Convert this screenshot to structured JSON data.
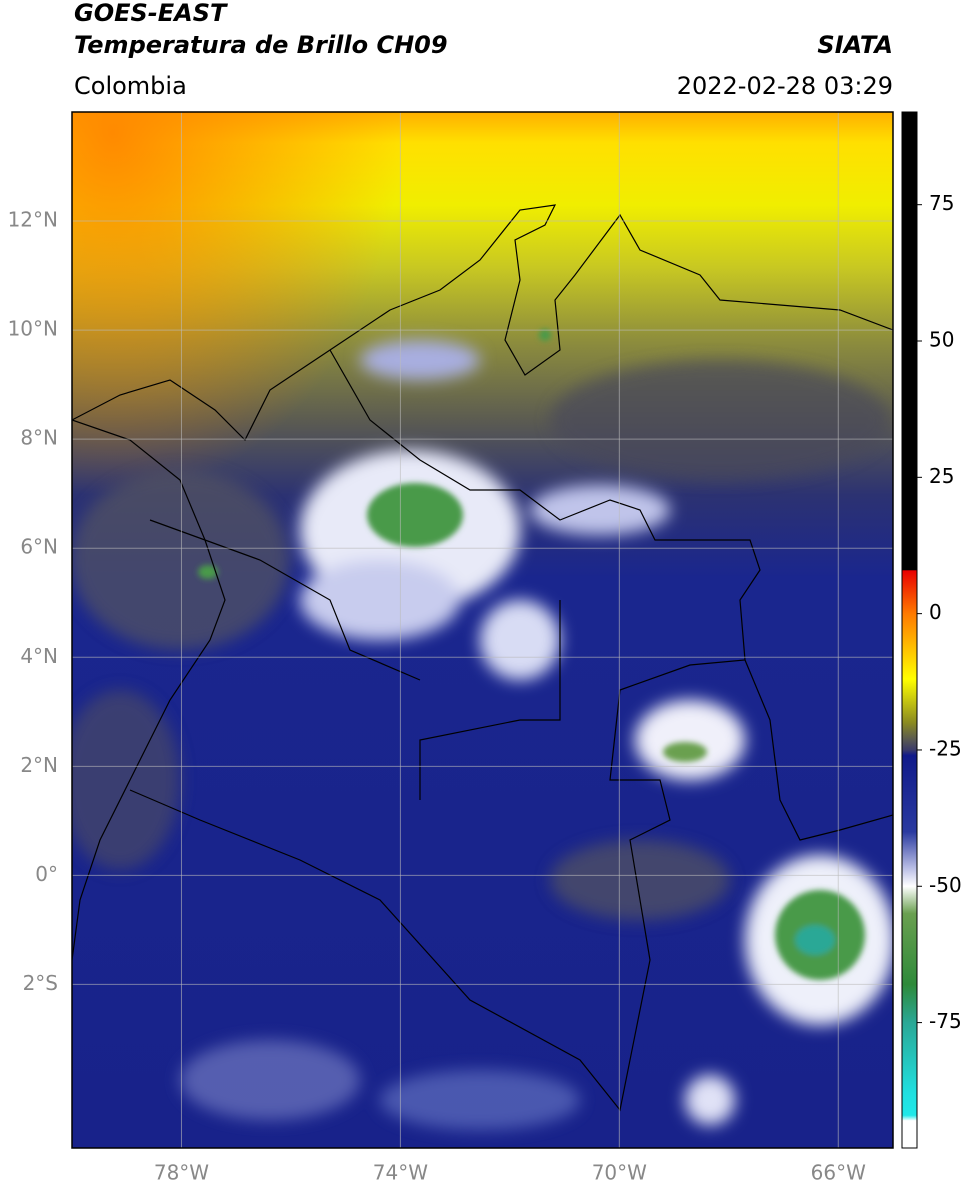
{
  "header": {
    "title": "GOES-EAST",
    "subtitle": "Temperatura de Brillo CH09",
    "source": "SIATA",
    "region": "Colombia",
    "datetime": "2022-02-28 03:29"
  },
  "map": {
    "lonlim": [
      -80,
      -65
    ],
    "latlim": [
      -5,
      14
    ],
    "lonticks": [
      {
        "value": -78,
        "label": "78°W"
      },
      {
        "value": -74,
        "label": "74°W"
      },
      {
        "value": -70,
        "label": "70°W"
      },
      {
        "value": -66,
        "label": "66°W"
      }
    ],
    "latticks": [
      {
        "value": 12,
        "label": "12°N"
      },
      {
        "value": 10,
        "label": "10°N"
      },
      {
        "value": 8,
        "label": "8°N"
      },
      {
        "value": 6,
        "label": "6°N"
      },
      {
        "value": 4,
        "label": "4°N"
      },
      {
        "value": 2,
        "label": "2°N"
      },
      {
        "value": 0,
        "label": "0°"
      },
      {
        "value": -2,
        "label": "2°S"
      }
    ],
    "grid": true
  },
  "colorbar": {
    "lim": [
      -98,
      92
    ],
    "ticks": [
      75,
      50,
      25,
      0,
      -25,
      -50,
      -75
    ],
    "stops": [
      {
        "value": 92,
        "color": "#000000"
      },
      {
        "value": 8,
        "color": "#000000"
      },
      {
        "value": 7.9,
        "color": "#e80000"
      },
      {
        "value": 0,
        "color": "#ff7a00"
      },
      {
        "value": -12,
        "color": "#ffff00"
      },
      {
        "value": -20,
        "color": "#8a8a20"
      },
      {
        "value": -23,
        "color": "#5a5a50"
      },
      {
        "value": -25,
        "color": "#3a3a6a"
      },
      {
        "value": -26,
        "color": "#101a8a"
      },
      {
        "value": -40,
        "color": "#2a3aa0"
      },
      {
        "value": -47,
        "color": "#c0c4e8"
      },
      {
        "value": -50,
        "color": "#ffffff"
      },
      {
        "value": -55,
        "color": "#6aa050"
      },
      {
        "value": -68,
        "color": "#2e8a3a"
      },
      {
        "value": -75,
        "color": "#2aa896"
      },
      {
        "value": -88,
        "color": "#20e0e0"
      },
      {
        "value": -92,
        "color": "#20e8e8"
      },
      {
        "value": -93,
        "color": "#ffffff"
      },
      {
        "value": -98,
        "color": "#ffffff"
      }
    ]
  }
}
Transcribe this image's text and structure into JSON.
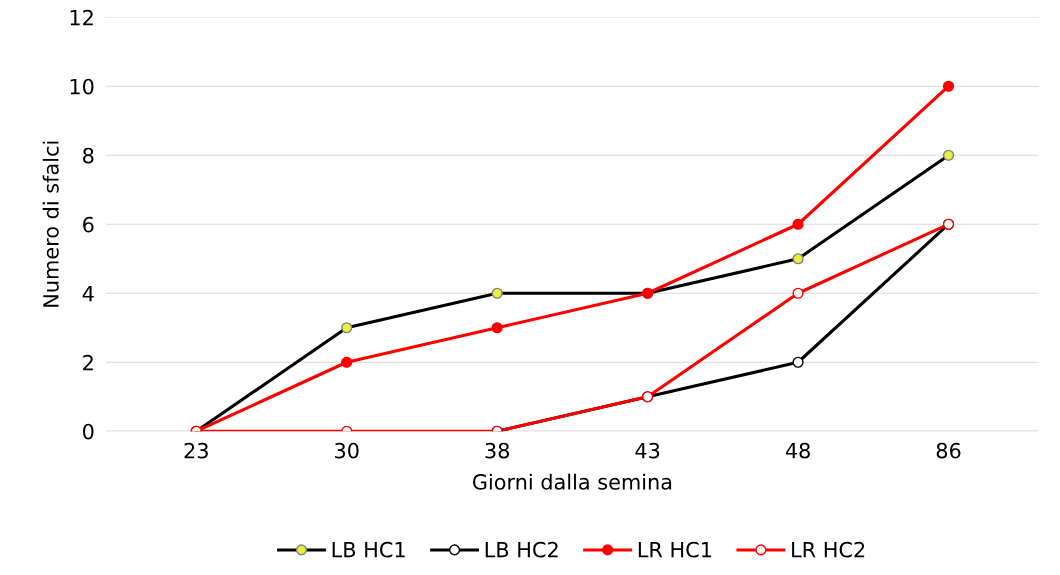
{
  "chart_data": {
    "type": "line",
    "xlabel": "Giorni dalla semina",
    "ylabel": "Numero di sfalci",
    "categories": [
      "23",
      "30",
      "38",
      "43",
      "48",
      "86"
    ],
    "ylim": [
      0,
      12
    ],
    "yticks": [
      0,
      2,
      4,
      6,
      8,
      10,
      12
    ],
    "grid": "y",
    "legend": "bottom",
    "marker": "circle",
    "line_style": "solid",
    "series": [
      {
        "name": "LB HC1",
        "color": "#000000",
        "colors": [
          "#e8f03c",
          "#e8f03c",
          "#e8f03c",
          "#e8f03c",
          "#e8f03c",
          "#e8f03c"
        ],
        "values": [
          0,
          3,
          4,
          4,
          5,
          8
        ]
      },
      {
        "name": "LB HC2",
        "color": "#000000",
        "colors": [
          "#ffffff",
          "#ffffff",
          "#ffffff",
          "#ffffff",
          "#ffffff",
          "#ffffff"
        ],
        "values": [
          null,
          null,
          0,
          1,
          2,
          6
        ]
      },
      {
        "name": "LR HC1",
        "color": "#ff0000",
        "colors": [
          "#ff0000",
          "#ff0000",
          "#ff0000",
          "#ff0000",
          "#ff0000",
          "#ff0000"
        ],
        "values": [
          0,
          2,
          3,
          4,
          6,
          10
        ]
      },
      {
        "name": "LR HC2",
        "color": "#ff0000",
        "colors": [
          "#ffffff",
          "#ffffff",
          "#ffffff",
          "#ffffff",
          "#ffffff",
          "#ffffff"
        ],
        "values": [
          0,
          0,
          0,
          1,
          4,
          6
        ]
      }
    ]
  }
}
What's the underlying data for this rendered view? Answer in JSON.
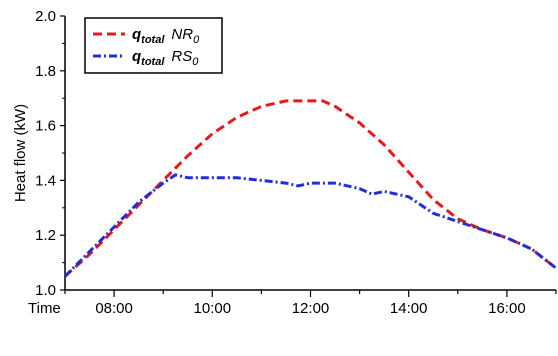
{
  "chart_data": {
    "type": "line",
    "ylabel": "Heat flow (kW)",
    "xlabel": "Time",
    "xlim": [
      7.0,
      17.0
    ],
    "ylim": [
      1.0,
      2.0
    ],
    "x_ticks": [
      8,
      10,
      12,
      14,
      16
    ],
    "x_tick_labels": [
      "08:00",
      "10:00",
      "12:00",
      "14:00",
      "16:00"
    ],
    "y_ticks": [
      1.0,
      1.2,
      1.4,
      1.6,
      1.8,
      2.0
    ],
    "y_tick_labels": [
      "1.0",
      "1.2",
      "1.4",
      "1.6",
      "1.8",
      "2.0"
    ],
    "legend_position": "top-left",
    "series": [
      {
        "name": "q_total NR_0",
        "label_main": "q",
        "label_sub": "total",
        "label_suffix": "NR",
        "label_suffix_sub": "0",
        "color": "#e41a1c",
        "dash": "dashed",
        "x": [
          7.0,
          7.5,
          8.0,
          8.5,
          9.0,
          9.5,
          10.0,
          10.5,
          11.0,
          11.5,
          12.0,
          12.25,
          12.5,
          13.0,
          13.5,
          14.0,
          14.5,
          15.0,
          15.5,
          16.0,
          16.5,
          17.0
        ],
        "y": [
          1.05,
          1.13,
          1.22,
          1.31,
          1.4,
          1.49,
          1.57,
          1.63,
          1.67,
          1.69,
          1.69,
          1.69,
          1.67,
          1.61,
          1.53,
          1.43,
          1.33,
          1.26,
          1.22,
          1.19,
          1.15,
          1.08
        ]
      },
      {
        "name": "q_total RS_0",
        "label_main": "q",
        "label_sub": "total",
        "label_suffix": "RS",
        "label_suffix_sub": "0",
        "color": "#1f2fd6",
        "dash": "dashdot",
        "x": [
          7.0,
          7.5,
          8.0,
          8.5,
          9.0,
          9.25,
          9.5,
          10.0,
          10.5,
          11.0,
          11.5,
          11.75,
          12.0,
          12.5,
          13.0,
          13.25,
          13.5,
          14.0,
          14.5,
          15.0,
          15.5,
          16.0,
          16.5,
          17.0
        ],
        "y": [
          1.05,
          1.14,
          1.23,
          1.32,
          1.39,
          1.42,
          1.41,
          1.41,
          1.41,
          1.4,
          1.39,
          1.38,
          1.39,
          1.39,
          1.37,
          1.35,
          1.36,
          1.34,
          1.28,
          1.25,
          1.22,
          1.19,
          1.15,
          1.08
        ]
      }
    ]
  }
}
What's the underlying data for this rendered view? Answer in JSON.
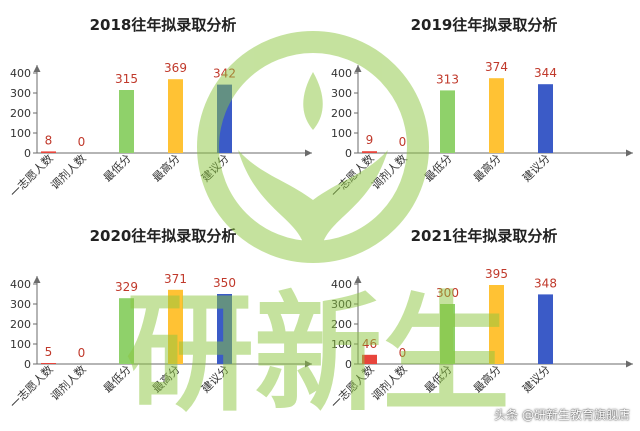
{
  "chart_data": [
    {
      "type": "bar",
      "title": "2018往年拟录取分析",
      "categories": [
        "一志愿人数",
        "调剂人数",
        "最低分",
        "最高分",
        "建议分"
      ],
      "values": [
        8,
        0,
        315,
        369,
        342
      ],
      "ylim": [
        0,
        400
      ],
      "yticks": [
        0,
        100,
        200,
        300,
        400
      ],
      "bar_colors": [
        "#e8453c",
        "#e8453c",
        "#8fd16a",
        "#ffc234",
        "#3b5bc7"
      ],
      "grid": false
    },
    {
      "type": "bar",
      "title": "2019往年拟录取分析",
      "categories": [
        "一志愿人数",
        "调剂人数",
        "最低分",
        "最高分",
        "建议分"
      ],
      "values": [
        9,
        0,
        313,
        374,
        344
      ],
      "ylim": [
        0,
        400
      ],
      "yticks": [
        0,
        100,
        200,
        300,
        400
      ],
      "bar_colors": [
        "#e8453c",
        "#e8453c",
        "#8fd16a",
        "#ffc234",
        "#3b5bc7"
      ],
      "grid": false
    },
    {
      "type": "bar",
      "title": "2020往年拟录取分析",
      "categories": [
        "一志愿人数",
        "调剂人数",
        "最低分",
        "最高分",
        "建议分"
      ],
      "values": [
        5,
        0,
        329,
        371,
        350
      ],
      "ylim": [
        0,
        400
      ],
      "yticks": [
        0,
        100,
        200,
        300,
        400
      ],
      "bar_colors": [
        "#e8453c",
        "#e8453c",
        "#8fd16a",
        "#ffc234",
        "#3b5bc7"
      ],
      "grid": false
    },
    {
      "type": "bar",
      "title": "2021往年拟录取分析",
      "categories": [
        "一志愿人数",
        "调剂人数",
        "最低分",
        "最高分",
        "建议分"
      ],
      "values": [
        46,
        0,
        300,
        395,
        348
      ],
      "ylim": [
        0,
        400
      ],
      "yticks": [
        0,
        100,
        200,
        300,
        400
      ],
      "bar_colors": [
        "#e8453c",
        "#e8453c",
        "#8fd16a",
        "#ffc234",
        "#3b5bc7"
      ],
      "grid": false
    }
  ],
  "watermark": {
    "text": "研新生",
    "color": "#8cc63f"
  },
  "credit": "头条 @研新生教育旗舰店",
  "colors": {
    "value_label": "#c0392b",
    "axis": "#6b6b6b",
    "tick_text": "#333333"
  }
}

Written problem: Single out each line of the records above with the string "ylabel" in it, and copy it.

The reply:
    "ylabel": "Numero di sfalci",
    "ylabel": "Heat flow (kW)",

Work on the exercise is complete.